§ Requirement
Gather all lines with the word "Ημέρα" in them.

§ Data entries
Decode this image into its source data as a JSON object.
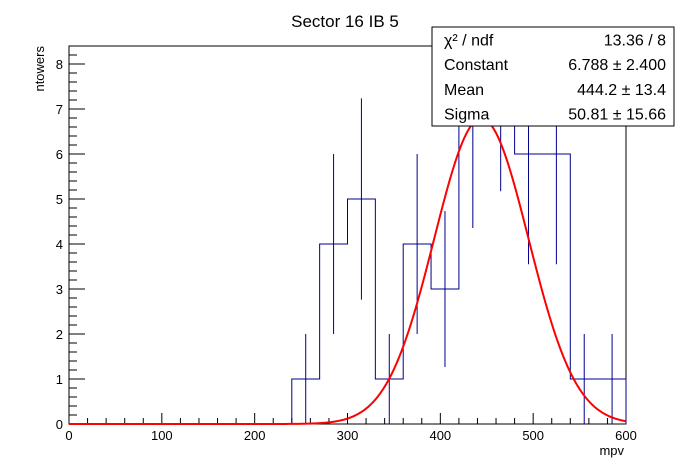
{
  "chart_data": {
    "type": "histogram",
    "title": "Sector 16 IB 5",
    "xlabel": "mpv",
    "ylabel": "ntowers",
    "xlim": [
      0,
      600
    ],
    "ylim": [
      0,
      8.4
    ],
    "xticks": [
      0,
      100,
      200,
      300,
      400,
      500,
      600
    ],
    "yticks": [
      0,
      1,
      2,
      3,
      4,
      5,
      6,
      7,
      8
    ],
    "bin_width": 30,
    "bins": [
      {
        "x0": 240,
        "x1": 270,
        "y": 1
      },
      {
        "x0": 270,
        "x1": 300,
        "y": 4
      },
      {
        "x0": 300,
        "x1": 330,
        "y": 5
      },
      {
        "x0": 330,
        "x1": 360,
        "y": 1
      },
      {
        "x0": 360,
        "x1": 390,
        "y": 4
      },
      {
        "x0": 390,
        "x1": 420,
        "y": 3
      },
      {
        "x0": 420,
        "x1": 450,
        "y": 7
      },
      {
        "x0": 450,
        "x1": 480,
        "y": 8
      },
      {
        "x0": 480,
        "x1": 510,
        "y": 6
      },
      {
        "x0": 510,
        "x1": 540,
        "y": 6
      },
      {
        "x0": 540,
        "x1": 570,
        "y": 1
      },
      {
        "x0": 570,
        "x1": 600,
        "y": 1
      }
    ],
    "fit": {
      "function": "gaus",
      "constant": 6.788,
      "mean": 444.2,
      "sigma": 50.81,
      "range": [
        0,
        600
      ]
    },
    "colors": {
      "histogram": "#00008b",
      "fit": "#ff0000",
      "axis": "#000000"
    },
    "stats": {
      "rows": [
        {
          "label": "χ² / ndf",
          "value": "13.36 / 8"
        },
        {
          "label": "Constant",
          "value": "6.788 ± 2.400"
        },
        {
          "label": "Mean",
          "value": "444.2 ± 13.4"
        },
        {
          "label": "Sigma",
          "value": "50.81 ± 15.66"
        }
      ],
      "placement": "top-right"
    }
  }
}
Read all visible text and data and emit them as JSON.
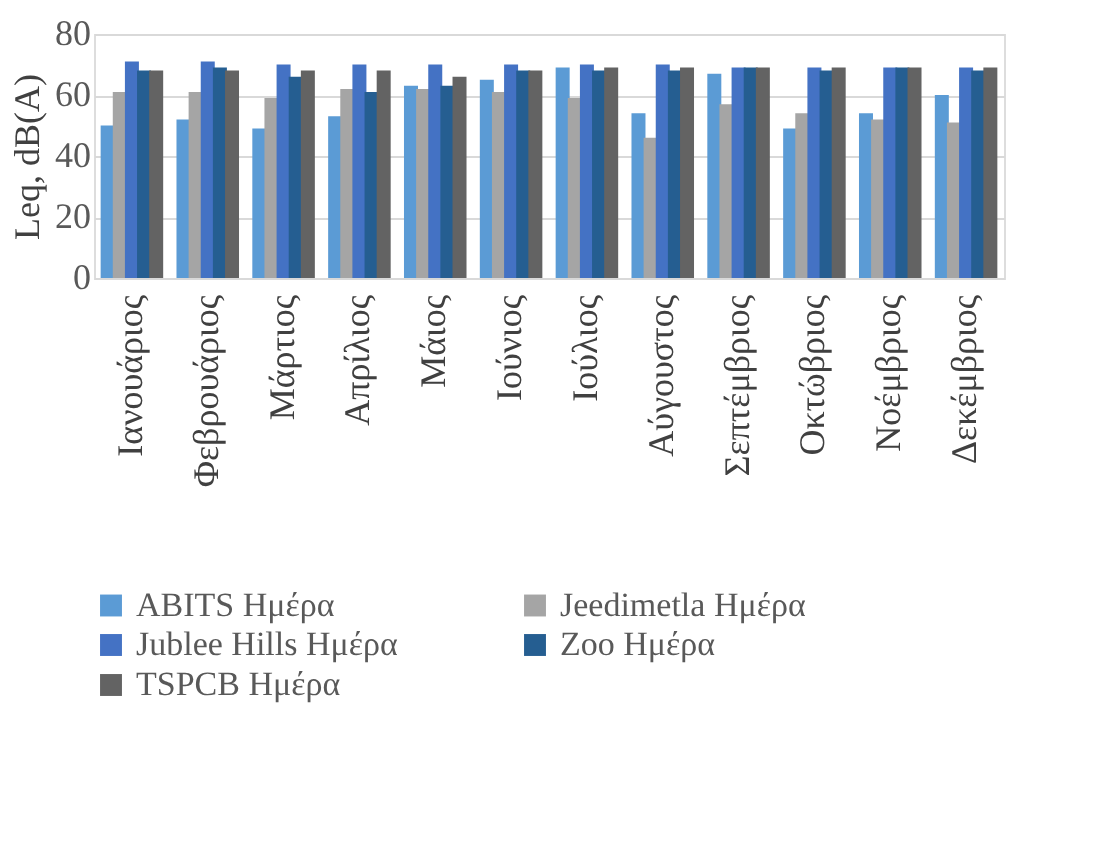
{
  "chart_data": {
    "type": "bar",
    "ylabel": "Leq, dB(A)",
    "categories": [
      "Ιανουάριος",
      "Φεβρουάριος",
      "Μάρτιος",
      "Απρίλιος",
      "Μάιος",
      "Ιούνιος",
      "Ιούλιος",
      "Αύγουστος",
      "Σεπτέμβριος",
      "Οκτώβριος",
      "Νοέμβριος",
      "Δεκέμβριος"
    ],
    "series": [
      {
        "name": "ABITS Ημέρα",
        "color": "#5b9bd5",
        "values": [
          50,
          52,
          49,
          53,
          63,
          65,
          69,
          54,
          67,
          49,
          54,
          60
        ]
      },
      {
        "name": "Jeedimetla Ημέρα",
        "color": "#a5a5a5",
        "values": [
          61,
          61,
          59,
          62,
          62,
          61,
          59,
          46,
          57,
          54,
          52,
          51
        ]
      },
      {
        "name": "Jublee Hills Ημέρα",
        "color": "#4472c4",
        "values": [
          71,
          71,
          70,
          70,
          70,
          70,
          70,
          70,
          69,
          69,
          69,
          69
        ]
      },
      {
        "name": "Zoo Ημέρα",
        "color": "#255e91",
        "values": [
          68,
          69,
          66,
          61,
          63,
          68,
          68,
          68,
          69,
          68,
          69,
          68
        ]
      },
      {
        "name": "TSPCB Ημέρα",
        "color": "#636363",
        "values": [
          68,
          68,
          68,
          68,
          66,
          68,
          69,
          69,
          69,
          69,
          69,
          69
        ]
      }
    ],
    "ylim": [
      0,
      80
    ],
    "yticks": [
      0,
      20,
      40,
      60,
      80
    ],
    "grid": "y",
    "legend": "bottom"
  }
}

§ Exercise answer
        "name": "ABITS Ημέρα",
        "name": "Jeedimetla Ημέρα",
        "name": "Jublee Hills Ημέρα",
        "name": "Zoo Ημέρα",
        "name": "TSPCB Ημέρα",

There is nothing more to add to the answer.